[begin Information shown]

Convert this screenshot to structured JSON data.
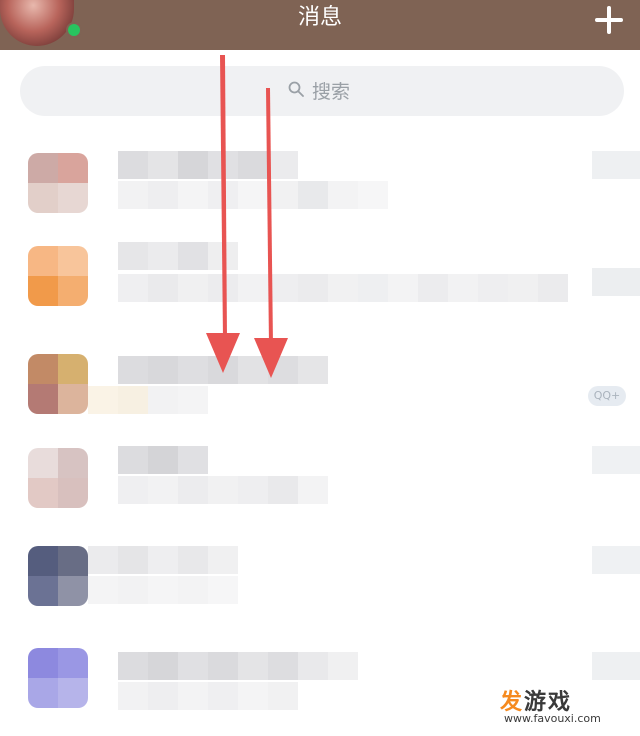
{
  "header": {
    "title": "消息"
  },
  "search": {
    "placeholder": "搜索"
  },
  "watermark": {
    "brand_first": "发",
    "brand_rest": "游戏",
    "url": "www.favouxi.com"
  },
  "colors": {
    "header_bg": "#7f6354",
    "arrow": "#e85452",
    "online": "#28c45f"
  },
  "icons": [
    "avatar",
    "online-status-icon",
    "add-icon",
    "search-icon",
    "arrow-down-icon"
  ]
}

[end Information shown]

▸ **What the task asks**:
Repeat the material above word for word, please, apart from its images.

▸ **Exercise answer**:
Convert this screenshot to structured JSON data.
{
  "header": {
    "title": "消息"
  },
  "search": {
    "placeholder": "搜索"
  },
  "watermark": {
    "brand_first": "发",
    "brand_rest": "游戏",
    "url": "www.favouxi.com"
  },
  "colors": {
    "header_bg": "#7f6354",
    "arrow": "#e85452",
    "online": "#28c45f"
  },
  "icons": [
    "avatar",
    "online-status-icon",
    "add-icon",
    "search-icon",
    "arrow-down-icon"
  ]
}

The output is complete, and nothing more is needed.